Problem: Restate, word for word, every line of the data.

====== Recorded information

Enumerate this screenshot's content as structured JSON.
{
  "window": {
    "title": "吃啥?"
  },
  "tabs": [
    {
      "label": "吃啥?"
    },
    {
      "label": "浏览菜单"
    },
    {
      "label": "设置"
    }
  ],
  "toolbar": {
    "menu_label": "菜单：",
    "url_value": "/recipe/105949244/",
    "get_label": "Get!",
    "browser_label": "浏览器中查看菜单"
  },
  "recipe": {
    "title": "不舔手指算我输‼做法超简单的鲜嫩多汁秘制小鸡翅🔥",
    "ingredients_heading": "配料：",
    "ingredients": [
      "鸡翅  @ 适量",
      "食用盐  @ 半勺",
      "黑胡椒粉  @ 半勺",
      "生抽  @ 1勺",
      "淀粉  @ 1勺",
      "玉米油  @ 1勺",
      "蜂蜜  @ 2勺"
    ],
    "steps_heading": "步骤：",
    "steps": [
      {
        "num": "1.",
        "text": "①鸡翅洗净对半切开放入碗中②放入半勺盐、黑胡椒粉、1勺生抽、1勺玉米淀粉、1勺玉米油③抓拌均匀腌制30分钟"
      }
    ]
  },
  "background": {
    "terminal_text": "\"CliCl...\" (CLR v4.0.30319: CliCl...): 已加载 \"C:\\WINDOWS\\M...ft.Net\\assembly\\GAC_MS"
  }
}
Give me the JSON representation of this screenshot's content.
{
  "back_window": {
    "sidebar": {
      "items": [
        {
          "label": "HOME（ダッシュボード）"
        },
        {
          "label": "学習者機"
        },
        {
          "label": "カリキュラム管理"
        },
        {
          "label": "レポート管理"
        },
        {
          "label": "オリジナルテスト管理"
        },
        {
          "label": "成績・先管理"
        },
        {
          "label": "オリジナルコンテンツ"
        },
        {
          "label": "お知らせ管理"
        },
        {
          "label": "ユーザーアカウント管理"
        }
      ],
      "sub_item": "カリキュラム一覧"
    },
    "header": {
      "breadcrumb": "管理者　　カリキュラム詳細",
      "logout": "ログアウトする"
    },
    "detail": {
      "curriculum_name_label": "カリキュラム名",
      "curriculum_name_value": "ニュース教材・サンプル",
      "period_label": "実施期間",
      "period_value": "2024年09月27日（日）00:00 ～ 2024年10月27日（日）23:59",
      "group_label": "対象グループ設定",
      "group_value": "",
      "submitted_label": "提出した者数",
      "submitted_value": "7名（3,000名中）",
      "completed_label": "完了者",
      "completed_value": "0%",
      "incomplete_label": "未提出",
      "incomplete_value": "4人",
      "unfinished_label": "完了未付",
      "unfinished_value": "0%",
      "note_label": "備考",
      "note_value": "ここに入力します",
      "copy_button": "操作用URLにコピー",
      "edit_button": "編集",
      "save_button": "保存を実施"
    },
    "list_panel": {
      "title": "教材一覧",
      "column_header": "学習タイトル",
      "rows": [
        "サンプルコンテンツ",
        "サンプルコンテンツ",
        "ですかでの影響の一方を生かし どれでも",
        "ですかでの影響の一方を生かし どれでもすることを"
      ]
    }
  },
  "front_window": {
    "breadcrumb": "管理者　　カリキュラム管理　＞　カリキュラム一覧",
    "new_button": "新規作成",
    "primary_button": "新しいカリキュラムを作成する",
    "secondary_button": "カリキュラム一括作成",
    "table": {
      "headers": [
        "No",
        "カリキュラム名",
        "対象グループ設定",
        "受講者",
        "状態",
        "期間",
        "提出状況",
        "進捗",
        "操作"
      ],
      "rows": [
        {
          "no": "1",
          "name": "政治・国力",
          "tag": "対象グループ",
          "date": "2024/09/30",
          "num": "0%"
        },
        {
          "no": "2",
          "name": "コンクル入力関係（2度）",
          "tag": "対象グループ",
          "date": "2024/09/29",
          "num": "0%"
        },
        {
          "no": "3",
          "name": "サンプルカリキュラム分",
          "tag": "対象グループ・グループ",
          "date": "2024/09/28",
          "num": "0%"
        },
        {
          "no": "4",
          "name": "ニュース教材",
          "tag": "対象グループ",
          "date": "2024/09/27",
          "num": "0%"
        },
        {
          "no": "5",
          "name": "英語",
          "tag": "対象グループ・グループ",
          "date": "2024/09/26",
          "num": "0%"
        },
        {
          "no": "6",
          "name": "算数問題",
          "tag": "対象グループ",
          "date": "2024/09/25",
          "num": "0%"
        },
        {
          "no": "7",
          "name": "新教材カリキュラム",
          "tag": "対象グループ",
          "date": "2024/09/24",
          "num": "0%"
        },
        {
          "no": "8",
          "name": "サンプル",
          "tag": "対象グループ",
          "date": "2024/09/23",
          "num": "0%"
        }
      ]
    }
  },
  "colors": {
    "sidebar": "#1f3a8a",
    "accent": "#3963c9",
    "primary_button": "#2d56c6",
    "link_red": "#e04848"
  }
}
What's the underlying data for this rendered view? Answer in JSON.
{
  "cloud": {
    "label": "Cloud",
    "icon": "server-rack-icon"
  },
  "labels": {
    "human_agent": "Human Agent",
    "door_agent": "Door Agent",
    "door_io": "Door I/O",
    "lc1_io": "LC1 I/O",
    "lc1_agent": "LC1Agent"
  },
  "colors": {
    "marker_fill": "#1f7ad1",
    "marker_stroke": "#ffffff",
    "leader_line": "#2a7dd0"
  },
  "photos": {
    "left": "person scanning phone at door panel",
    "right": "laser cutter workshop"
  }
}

============

Answer to this problem:
Enumerate this screenshot's content as structured JSON.
{
  "window": {
    "title": "吃啥?"
  },
  "tabs": [
    {
      "label": "吃啥?"
    },
    {
      "label": "浏览菜单"
    },
    {
      "label": "设置"
    }
  ],
  "toolbar": {
    "menu_label": "菜单：",
    "url_value": "/recipe/105949244/",
    "get_label": "Get!",
    "browser_label": "浏览器中查看菜单"
  },
  "recipe": {
    "title": "不舔手指算我输‼做法超简单的鲜嫩多汁秘制小鸡翅🔥",
    "ingredients_heading": "配料：",
    "ingredients": [
      "鸡翅  @ 适量",
      "食用盐  @ 半勺",
      "黑胡椒粉  @ 半勺",
      "生抽  @ 1勺",
      "淀粉  @ 1勺",
      "玉米油  @ 1勺",
      "蜂蜜  @ 2勺"
    ],
    "steps_heading": "步骤：",
    "steps": [
      {
        "num": "1.",
        "text": "①鸡翅洗净对半切开放入碗中②放入半勺盐、黑胡椒粉、1勺生抽、1勺玉米淀粉、1勺玉米油③抓拌均匀腌制30分钟"
      }
    ]
  },
  "background": {
    "terminal_text": "\"CliCl...\" (CLR v4.0.30319: CliCl...): 已加载 \"C:\\WINDOWS\\M...ft.Net\\assembly\\GAC_MS"
  }
}
Give me the JSON representation of this screenshot's content.
{
  "back_window": {
    "sidebar": {
      "items": [
        {
          "label": "HOME（ダッシュボード）"
        },
        {
          "label": "学習者機"
        },
        {
          "label": "カリキュラム管理"
        },
        {
          "label": "レポート管理"
        },
        {
          "label": "オリジナルテスト管理"
        },
        {
          "label": "成績・先管理"
        },
        {
          "label": "オリジナルコンテンツ"
        },
        {
          "label": "お知らせ管理"
        },
        {
          "label": "ユーザーアカウント管理"
        }
      ],
      "sub_item": "カリキュラム一覧"
    },
    "header": {
      "breadcrumb": "管理者　　カリキュラム詳細",
      "logout": "ログアウトする"
    },
    "detail": {
      "curriculum_name_label": "カリキュラム名",
      "curriculum_name_value": "ニュース教材・サンプル",
      "period_label": "実施期間",
      "period_value": "2024年09月27日（日）00:00 ～ 2024年10月27日（日）23:59",
      "group_label": "対象グループ設定",
      "group_value": "",
      "submitted_label": "提出した者数",
      "submitted_value": "7名（3,000名中）",
      "completed_label": "完了者",
      "completed_value": "0%",
      "incomplete_label": "未提出",
      "incomplete_value": "4人",
      "unfinished_label": "完了未付",
      "unfinished_value": "0%",
      "note_label": "備考",
      "note_value": "ここに入力します",
      "copy_button": "操作用URLにコピー",
      "edit_button": "編集",
      "save_button": "保存を実施"
    },
    "list_panel": {
      "title": "教材一覧",
      "column_header": "学習タイトル",
      "rows": [
        "サンプルコンテンツ",
        "サンプルコンテンツ",
        "ですかでの影響の一方を生かし どれでも",
        "ですかでの影響の一方を生かし どれでもすることを"
      ]
    }
  },
  "front_window": {
    "breadcrumb": "管理者　　カリキュラム管理　＞　カリキュラム一覧",
    "new_button": "新規作成",
    "primary_button": "新しいカリキュラムを作成する",
    "secondary_button": "カリキュラム一括作成",
    "table": {
      "headers": [
        "No",
        "カリキュラム名",
        "対象グループ設定",
        "受講者",
        "状態",
        "期間",
        "提出状況",
        "進捗",
        "操作"
      ],
      "rows": [
        {
          "no": "1",
          "name": "政治・国力",
          "tag": "対象グループ",
          "date": "2024/09/30",
          "num": "0%"
        },
        {
          "no": "2",
          "name": "コンクル入力関係（2度）",
          "tag": "対象グループ",
          "date": "2024/09/29",
          "num": "0%"
        },
        {
          "no": "3",
          "name": "サンプルカリキュラム分",
          "tag": "対象グループ・グループ",
          "date": "2024/09/28",
          "num": "0%"
        },
        {
          "no": "4",
          "name": "ニュース教材",
          "tag": "対象グループ",
          "date": "2024/09/27",
          "num": "0%"
        },
        {
          "no": "5",
          "name": "英語",
          "tag": "対象グループ・グループ",
          "date": "2024/09/26",
          "num": "0%"
        },
        {
          "no": "6",
          "name": "算数問題",
          "tag": "対象グループ",
          "date": "2024/09/25",
          "num": "0%"
        },
        {
          "no": "7",
          "name": "新教材カリキュラム",
          "tag": "対象グループ",
          "date": "2024/09/24",
          "num": "0%"
        },
        {
          "no": "8",
          "name": "サンプル",
          "tag": "対象グループ",
          "date": "2024/09/23",
          "num": "0%"
        }
      ]
    }
  },
  "colors": {
    "sidebar": "#1f3a8a",
    "accent": "#3963c9",
    "primary_button": "#2d56c6",
    "link_red": "#e04848"
  }
}
What's the underlying data for this rendered view? Answer in JSON.
{
  "cloud": {
    "label": "Cloud",
    "icon": "server-rack-icon"
  },
  "labels": {
    "human_agent": "Human Agent",
    "door_agent": "Door Agent",
    "door_io": "Door I/O",
    "lc1_io": "LC1 I/O",
    "lc1_agent": "LC1Agent"
  },
  "colors": {
    "marker_fill": "#1f7ad1",
    "marker_stroke": "#ffffff",
    "leader_line": "#2a7dd0"
  },
  "photos": {
    "left": "person scanning phone at door panel",
    "right": "laser cutter workshop"
  }
}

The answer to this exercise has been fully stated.